Look at the entries below and reproduce them exactly.

+++ EXTRACTED DATA +++

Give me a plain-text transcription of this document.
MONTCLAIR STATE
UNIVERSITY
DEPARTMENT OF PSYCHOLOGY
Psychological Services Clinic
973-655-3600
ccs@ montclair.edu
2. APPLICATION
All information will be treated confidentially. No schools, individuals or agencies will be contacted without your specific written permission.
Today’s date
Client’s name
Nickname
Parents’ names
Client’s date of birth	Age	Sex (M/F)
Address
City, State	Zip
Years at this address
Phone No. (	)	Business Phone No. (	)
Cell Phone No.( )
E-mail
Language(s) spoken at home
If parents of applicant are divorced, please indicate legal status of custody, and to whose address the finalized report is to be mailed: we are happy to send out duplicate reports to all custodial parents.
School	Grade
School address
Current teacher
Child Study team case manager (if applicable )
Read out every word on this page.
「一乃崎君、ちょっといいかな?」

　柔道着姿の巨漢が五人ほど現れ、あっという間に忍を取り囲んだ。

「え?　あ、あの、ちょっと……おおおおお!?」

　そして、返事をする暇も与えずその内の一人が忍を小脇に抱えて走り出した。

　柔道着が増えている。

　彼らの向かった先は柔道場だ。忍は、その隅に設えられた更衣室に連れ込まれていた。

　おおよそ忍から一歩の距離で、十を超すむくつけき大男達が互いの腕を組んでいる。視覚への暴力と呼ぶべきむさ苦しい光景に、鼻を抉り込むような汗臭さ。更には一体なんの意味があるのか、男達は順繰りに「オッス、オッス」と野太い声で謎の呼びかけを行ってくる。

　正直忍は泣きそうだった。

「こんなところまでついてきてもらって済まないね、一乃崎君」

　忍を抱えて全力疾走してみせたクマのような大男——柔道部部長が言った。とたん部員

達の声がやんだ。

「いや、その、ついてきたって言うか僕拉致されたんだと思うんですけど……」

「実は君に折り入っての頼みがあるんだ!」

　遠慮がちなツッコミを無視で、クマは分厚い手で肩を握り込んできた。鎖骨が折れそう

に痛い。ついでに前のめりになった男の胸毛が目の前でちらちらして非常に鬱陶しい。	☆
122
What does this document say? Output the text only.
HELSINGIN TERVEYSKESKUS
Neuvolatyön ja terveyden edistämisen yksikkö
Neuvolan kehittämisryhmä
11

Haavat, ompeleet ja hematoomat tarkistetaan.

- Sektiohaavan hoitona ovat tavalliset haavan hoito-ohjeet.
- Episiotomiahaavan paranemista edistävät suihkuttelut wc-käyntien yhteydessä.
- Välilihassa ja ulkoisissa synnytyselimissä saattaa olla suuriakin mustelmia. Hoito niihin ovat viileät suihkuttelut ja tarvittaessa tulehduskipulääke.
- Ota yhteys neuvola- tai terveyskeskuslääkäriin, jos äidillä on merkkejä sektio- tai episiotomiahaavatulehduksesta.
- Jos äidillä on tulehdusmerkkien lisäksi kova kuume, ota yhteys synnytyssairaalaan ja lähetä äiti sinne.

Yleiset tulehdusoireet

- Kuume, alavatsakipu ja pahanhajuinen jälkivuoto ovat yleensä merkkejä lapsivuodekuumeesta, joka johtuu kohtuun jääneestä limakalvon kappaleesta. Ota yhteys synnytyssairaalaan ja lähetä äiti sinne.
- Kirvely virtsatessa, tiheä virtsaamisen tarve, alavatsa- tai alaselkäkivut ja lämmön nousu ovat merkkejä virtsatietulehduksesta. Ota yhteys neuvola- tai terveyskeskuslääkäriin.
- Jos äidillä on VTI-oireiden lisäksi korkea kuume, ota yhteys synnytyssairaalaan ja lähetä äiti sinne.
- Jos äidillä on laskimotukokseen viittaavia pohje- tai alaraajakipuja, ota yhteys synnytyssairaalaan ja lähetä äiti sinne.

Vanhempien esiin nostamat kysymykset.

+++

■ PROBLEM SOLUTION
Give me a plain-text transcription of this document.
MONTCLAIR STATE
UNIVERSITY
DEPARTMENT OF PSYCHOLOGY
Psychological Services Clinic
973-655-3600
ccs@ montclair.edu
2. APPLICATION
All information will be treated confidentially. No schools, individuals or agencies will be contacted without your specific written permission.
Today’s date
Client’s name
Nickname
Parents’ names
Client’s date of birth	Age	Sex (M/F)
Address
City, State	Zip
Years at this address
Phone No. (	)	Business Phone No. (	)
Cell Phone No.( )
E-mail
Language(s) spoken at home
If parents of applicant are divorced, please indicate legal status of custody, and to whose address the finalized report is to be mailed: we are happy to send out duplicate reports to all custodial parents.
School	Grade
School address
Current teacher
Child Study team case manager (if applicable )
Read out every word on this page.
「一乃崎君、ちょっといいかな?」

　柔道着姿の巨漢が五人ほど現れ、あっという間に忍を取り囲んだ。

「え?　あ、あの、ちょっと……おおおおお!?」

　そして、返事をする暇も与えずその内の一人が忍を小脇に抱えて走り出した。

　柔道着が増えている。

　彼らの向かった先は柔道場だ。忍は、その隅に設えられた更衣室に連れ込まれていた。

　おおよそ忍から一歩の距離で、十を超すむくつけき大男達が互いの腕を組んでいる。視覚への暴力と呼ぶべきむさ苦しい光景に、鼻を抉り込むような汗臭さ。更には一体なんの意味があるのか、男達は順繰りに「オッス、オッス」と野太い声で謎の呼びかけを行ってくる。

　正直忍は泣きそうだった。

「こんなところまでついてきてもらって済まないね、一乃崎君」

　忍を抱えて全力疾走してみせたクマのような大男——柔道部部長が言った。とたん部員

達の声がやんだ。

「いや、その、ついてきたって言うか僕拉致されたんだと思うんですけど……」

「実は君に折り入っての頼みがあるんだ!」

　遠慮がちなツッコミを無視で、クマは分厚い手で肩を握り込んできた。鎖骨が折れそう

に痛い。ついでに前のめりになった男の胸毛が目の前でちらちらして非常に鬱陶しい。	☆
122
What does this document say? Output the text only.
HELSINGIN TERVEYSKESKUS
Neuvolatyön ja terveyden edistämisen yksikkö
Neuvolan kehittämisryhmä
11

Haavat, ompeleet ja hematoomat tarkistetaan.

- Sektiohaavan hoitona ovat tavalliset haavan hoito-ohjeet.
- Episiotomiahaavan paranemista edistävät suihkuttelut wc-käyntien yhteydessä.
- Välilihassa ja ulkoisissa synnytyselimissä saattaa olla suuriakin mustelmia. Hoito niihin ovat viileät suihkuttelut ja tarvittaessa tulehduskipulääke.
- Ota yhteys neuvola- tai terveyskeskuslääkäriin, jos äidillä on merkkejä sektio- tai episiotomiahaavatulehduksesta.
- Jos äidillä on tulehdusmerkkien lisäksi kova kuume, ota yhteys synnytyssairaalaan ja lähetä äiti sinne.

Yleiset tulehdusoireet

- Kuume, alavatsakipu ja pahanhajuinen jälkivuoto ovat yleensä merkkejä lapsivuodekuumeesta, joka johtuu kohtuun jääneestä limakalvon kappaleesta. Ota yhteys synnytyssairaalaan ja lähetä äiti sinne.
- Kirvely virtsatessa, tiheä virtsaamisen tarve, alavatsa- tai alaselkäkivut ja lämmön nousu ovat merkkejä virtsatietulehduksesta. Ota yhteys neuvola- tai terveyskeskuslääkäriin.
- Jos äidillä on VTI-oireiden lisäksi korkea kuume, ota yhteys synnytyssairaalaan ja lähetä äiti sinne.
- Jos äidillä on laskimotukokseen viittaavia pohje- tai alaraajakipuja, ota yhteys synnytyssairaalaan ja lähetä äiti sinne.

Vanhempien esiin nostamat kysymykset.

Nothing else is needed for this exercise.